* **DO THIS**
Leaving out the pictures, retype all the material exactly.

* **GIVEN DATA**
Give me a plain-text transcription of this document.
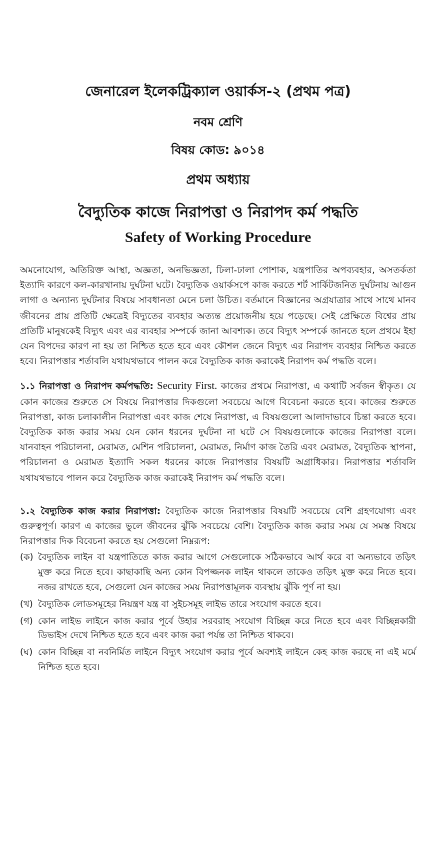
জেনারেল ইলেকট্রিক্যাল ওয়ার্কস-২ (প্রথম পত্র)
নবম শ্রেণি
বিষয় কোড: ৯০১৪
প্রথম অধ্যায়
বৈদ্যুতিক কাজে নিরাপত্তা ও নিরাপদ কর্ম পদ্ধতি
Safety of Working Procedure

অমনোযোগ, অতিরিক্ত আস্থা, অজ্ঞতা, অনভিজ্ঞতা, ঢিলা-ঢালা পোশাক, যন্ত্রপাতির অপব্যবহার, অসতর্কতা ইত্যাদি কারণে কল-কারখানায় দুর্ঘটনা ঘটে। বৈদ্যুতিক ওয়ার্কসপে কাজ করতে শর্ট সার্কিটজনিত দুর্ঘটনায় আগুন লাগা ও অন্যান্য দুর্ঘটনার বিষয়ে সাবধানতা মেনে চলা উচিত। বর্তমানে বিজ্ঞানের অগ্রযাত্রার সাথে সাথে মানব জীবনের প্রায় প্রতিটি ক্ষেত্রেই বিদ্যুতের ব্যবহার অত্যন্ত প্রয়োজনীয় হয়ে পড়েছে। সেই প্রেক্ষিতে বিশ্বের প্রায় প্রতিটি মানুষকেই বিদ্যুৎ এবং এর ব্যবহার সম্পর্কে জানা আবশ্যক। তবে বিদ্যুৎ সম্পর্কে জানতে হলে প্রথমে ইহা যেন বিপদের কারণ না হয় তা নিশ্চিত হতে হবে এবং কৌশল জেনে বিদ্যুৎ এর নিরাপদ ব্যবহার নিশ্চিত করতে হবে। নিরাপত্তার শর্তাবলি যথাযথভাবে পালন করে বৈদ্যুতিক কাজ করাকেই নিরাপদ কর্ম পদ্ধতি বলে।

১.১ নিরাপত্তা ও নিরাপদ কর্মপদ্ধতি: Security First. কাজের প্রথমে নিরাপত্তা, এ কথাটি সর্বজন স্বীকৃত। যে কোন কাজের শুরুতে সে বিষয়ে নিরাপত্তার দিকগুলো সবচেয়ে আগে বিবেচনা করতে হবে। কাজের শুরুতে নিরাপত্তা, কাজ চলাকালীন নিরাপত্তা এবং কাজ শেষে নিরাপত্তা, এ বিষয়গুলো আলাদাভাবে চিন্তা করতে হবে। বৈদ্যুতিক কাজ করার সময় যেন কোন ধরনের দুর্ঘটনা না ঘটে সে বিষয়গুলোকে কাজের নিরাপত্তা বলে। যানবাহন পরিচালনা, মেরামত, মেশিন পরিচালনা, মেরামত, নির্মাণ কাজ তৈরি এবং মেরামত, বৈদ্যুতিক স্থাপনা, পরিচালনা ও মেরামত ইত্যাদি সকল ধরনের কাজে নিরাপত্তার বিষয়টি অগ্রাধিকার। নিরাপত্তার শর্তাবলি যথাযথভাবে পালন করে বৈদ্যুতিক কাজ করাকেই নিরাপদ কর্ম পদ্ধতি বলে।

১.২ বৈদ্যুতিক কাজ করার নিরাপত্তা: বৈদ্যুতিক কাজে নিরাপত্তার বিষয়টি সবচেয়ে বেশি গ্রহণযোগ্য এবং গুরুত্বপূর্ণ। কারণ এ কাজের ভুলে জীবনের ঝুঁকি সবচেয়ে বেশি। বৈদ্যুতিক কাজ করার সময় যে সমস্ত বিষয়ে নিরাপত্তার দিক বিবেচনা করতে হয় সেগুলো নিম্নরূপ:

(ক) বৈদ্যুতিক লাইন বা যন্ত্রপাতিতে কাজ করার আগে সেগুলোকে সঠিকভাবে আর্থ করে বা অন্যভাবে তড়িৎ মুক্ত করে নিতে হবে। কাছাকাছি অন্য কোন বিপজ্জনক লাইন থাকলে তাকেও তড়িৎ মুক্ত করে নিতে হবে। নজর রাখতে হবে, সেগুলো যেন কাজের সময় নিরাপত্তামূলক ব্যবস্থায় ঝুঁকি পূর্ণ না হয়।
(খ) বৈদ্যুতিক লোডসমূহের নিয়ন্ত্রণ যন্ত্র বা সুইচসমূহ লাইভ তারে সংযোগ করতে হবে।
(গ) কোন লাইভ লাইনে কাজ করার পূর্বে উহার সরবরাহ সংযোগ বিচ্ছিন্ন করে নিতে হবে এবং বিচ্ছিন্নকারী ডিভাইস দেখে নিশ্চিত হতে হবে এবং কাজ করা পর্যন্ত তা নিশ্চিত থাকবে।
(ঘ) কোন বিচ্ছিন্ন বা নবনির্মিত লাইনে বিদ্যুৎ সংযোগ করার পূর্বে অবশ্যই লাইনে কেহ কাজ করছে না এই মর্মে নিশ্চিত হতে হবে।
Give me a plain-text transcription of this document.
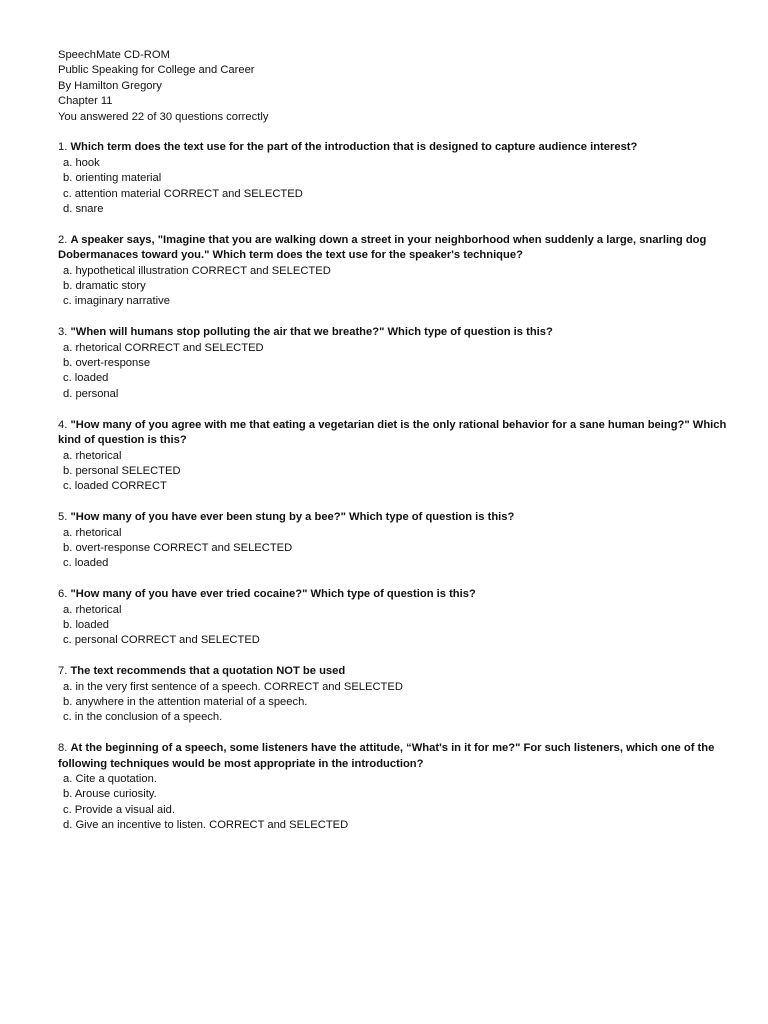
SpeechMate CD-ROM
Public Speaking for College and Career
By Hamilton Gregory
Chapter 11
You answered 22 of 30 questions correctly
1. Which term does the text use for the part of the introduction that is designed to capture audience interest?
a. hook
b. orienting material
c. attention material CORRECT and SELECTED
d. snare
2. A speaker says, "Imagine that you are walking down a street in your neighborhood when suddenly a large, snarling dog Dobermanaces toward you." Which term does the text use for the speaker's technique?
a. hypothetical illustration CORRECT and SELECTED
b. dramatic story
c. imaginary narrative
3. "When will humans stop polluting the air that we breathe?" Which type of question is this?
a. rhetorical CORRECT and SELECTED
b. overt-response
c. loaded
d. personal
4. "How many of you agree with me that eating a vegetarian diet is the only rational behavior for a sane human being?" Which kind of question is this?
a. rhetorical
b. personal SELECTED
c. loaded CORRECT
5. "How many of you have ever been stung by a bee?" Which type of question is this?
a. rhetorical
b. overt-response CORRECT and SELECTED
c. loaded
6. "How many of you have ever tried cocaine?" Which type of question is this?
a. rhetorical
b. loaded
c. personal CORRECT and SELECTED
7. The text recommends that a quotation NOT be used
a. in the very first sentence of a speech. CORRECT and SELECTED
b. anywhere in the attention material of a speech.
c. in the conclusion of a speech.
8. At the beginning of a speech, some listeners have the attitude, “What's in it for me?" For such listeners, which one of the following techniques would be most appropriate in the introduction?
a. Cite a quotation.
b. Arouse curiosity.
c. Provide a visual aid.
d. Give an incentive to listen. CORRECT and SELECTED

* **ANSWER TO THIS PROBLEM**
Give me a plain-text transcription of this document.
জেনারেল ইলেকট্রিক্যাল ওয়ার্কস-২ (প্রথম পত্র)
নবম শ্রেণি
বিষয় কোড: ৯০১৪
প্রথম অধ্যায়
বৈদ্যুতিক কাজে নিরাপত্তা ও নিরাপদ কর্ম পদ্ধতি
Safety of Working Procedure

অমনোযোগ, অতিরিক্ত আস্থা, অজ্ঞতা, অনভিজ্ঞতা, ঢিলা-ঢালা পোশাক, যন্ত্রপাতির অপব্যবহার, অসতর্কতা ইত্যাদি কারণে কল-কারখানায় দুর্ঘটনা ঘটে। বৈদ্যুতিক ওয়ার্কসপে কাজ করতে শর্ট সার্কিটজনিত দুর্ঘটনায় আগুন লাগা ও অন্যান্য দুর্ঘটনার বিষয়ে সাবধানতা মেনে চলা উচিত। বর্তমানে বিজ্ঞানের অগ্রযাত্রার সাথে সাথে মানব জীবনের প্রায় প্রতিটি ক্ষেত্রেই বিদ্যুতের ব্যবহার অত্যন্ত প্রয়োজনীয় হয়ে পড়েছে। সেই প্রেক্ষিতে বিশ্বের প্রায় প্রতিটি মানুষকেই বিদ্যুৎ এবং এর ব্যবহার সম্পর্কে জানা আবশ্যক। তবে বিদ্যুৎ সম্পর্কে জানতে হলে প্রথমে ইহা যেন বিপদের কারণ না হয় তা নিশ্চিত হতে হবে এবং কৌশল জেনে বিদ্যুৎ এর নিরাপদ ব্যবহার নিশ্চিত করতে হবে। নিরাপত্তার শর্তাবলি যথাযথভাবে পালন করে বৈদ্যুতিক কাজ করাকেই নিরাপদ কর্ম পদ্ধতি বলে।

১.১ নিরাপত্তা ও নিরাপদ কর্মপদ্ধতি: Security First. কাজের প্রথমে নিরাপত্তা, এ কথাটি সর্বজন স্বীকৃত। যে কোন কাজের শুরুতে সে বিষয়ে নিরাপত্তার দিকগুলো সবচেয়ে আগে বিবেচনা করতে হবে। কাজের শুরুতে নিরাপত্তা, কাজ চলাকালীন নিরাপত্তা এবং কাজ শেষে নিরাপত্তা, এ বিষয়গুলো আলাদাভাবে চিন্তা করতে হবে। বৈদ্যুতিক কাজ করার সময় যেন কোন ধরনের দুর্ঘটনা না ঘটে সে বিষয়গুলোকে কাজের নিরাপত্তা বলে। যানবাহন পরিচালনা, মেরামত, মেশিন পরিচালনা, মেরামত, নির্মাণ কাজ তৈরি এবং মেরামত, বৈদ্যুতিক স্থাপনা, পরিচালনা ও মেরামত ইত্যাদি সকল ধরনের কাজে নিরাপত্তার বিষয়টি অগ্রাধিকার। নিরাপত্তার শর্তাবলি যথাযথভাবে পালন করে বৈদ্যুতিক কাজ করাকেই নিরাপদ কর্ম পদ্ধতি বলে।

১.২ বৈদ্যুতিক কাজ করার নিরাপত্তা: বৈদ্যুতিক কাজে নিরাপত্তার বিষয়টি সবচেয়ে বেশি গ্রহণযোগ্য এবং গুরুত্বপূর্ণ। কারণ এ কাজের ভুলে জীবনের ঝুঁকি সবচেয়ে বেশি। বৈদ্যুতিক কাজ করার সময় যে সমস্ত বিষয়ে নিরাপত্তার দিক বিবেচনা করতে হয় সেগুলো নিম্নরূপ:

(ক) বৈদ্যুতিক লাইন বা যন্ত্রপাতিতে কাজ করার আগে সেগুলোকে সঠিকভাবে আর্থ করে বা অন্যভাবে তড়িৎ মুক্ত করে নিতে হবে। কাছাকাছি অন্য কোন বিপজ্জনক লাইন থাকলে তাকেও তড়িৎ মুক্ত করে নিতে হবে। নজর রাখতে হবে, সেগুলো যেন কাজের সময় নিরাপত্তামূলক ব্যবস্থায় ঝুঁকি পূর্ণ না হয়।
(খ) বৈদ্যুতিক লোডসমূহের নিয়ন্ত্রণ যন্ত্র বা সুইচসমূহ লাইভ তারে সংযোগ করতে হবে।
(গ) কোন লাইভ লাইনে কাজ করার পূর্বে উহার সরবরাহ সংযোগ বিচ্ছিন্ন করে নিতে হবে এবং বিচ্ছিন্নকারী ডিভাইস দেখে নিশ্চিত হতে হবে এবং কাজ করা পর্যন্ত তা নিশ্চিত থাকবে।
(ঘ) কোন বিচ্ছিন্ন বা নবনির্মিত লাইনে বিদ্যুৎ সংযোগ করার পূর্বে অবশ্যই লাইনে কেহ কাজ করছে না এই মর্মে নিশ্চিত হতে হবে।
Give me a plain-text transcription of this document.
SpeechMate CD-ROM
Public Speaking for College and Career
By Hamilton Gregory
Chapter 11
You answered 22 of 30 questions correctly
1. Which term does the text use for the part of the introduction that is designed to capture audience interest?
a. hook
b. orienting material
c. attention material CORRECT and SELECTED
d. snare
2. A speaker says, "Imagine that you are walking down a street in your neighborhood when suddenly a large, snarling dog Dobermanaces toward you." Which term does the text use for the speaker's technique?
a. hypothetical illustration CORRECT and SELECTED
b. dramatic story
c. imaginary narrative
3. "When will humans stop polluting the air that we breathe?" Which type of question is this?
a. rhetorical CORRECT and SELECTED
b. overt-response
c. loaded
d. personal
4. "How many of you agree with me that eating a vegetarian diet is the only rational behavior for a sane human being?" Which kind of question is this?
a. rhetorical
b. personal SELECTED
c. loaded CORRECT
5. "How many of you have ever been stung by a bee?" Which type of question is this?
a. rhetorical
b. overt-response CORRECT and SELECTED
c. loaded
6. "How many of you have ever tried cocaine?" Which type of question is this?
a. rhetorical
b. loaded
c. personal CORRECT and SELECTED
7. The text recommends that a quotation NOT be used
a. in the very first sentence of a speech. CORRECT and SELECTED
b. anywhere in the attention material of a speech.
c. in the conclusion of a speech.
8. At the beginning of a speech, some listeners have the attitude, “What's in it for me?" For such listeners, which one of the following techniques would be most appropriate in the introduction?
a. Cite a quotation.
b. Arouse curiosity.
c. Provide a visual aid.
d. Give an incentive to listen. CORRECT and SELECTED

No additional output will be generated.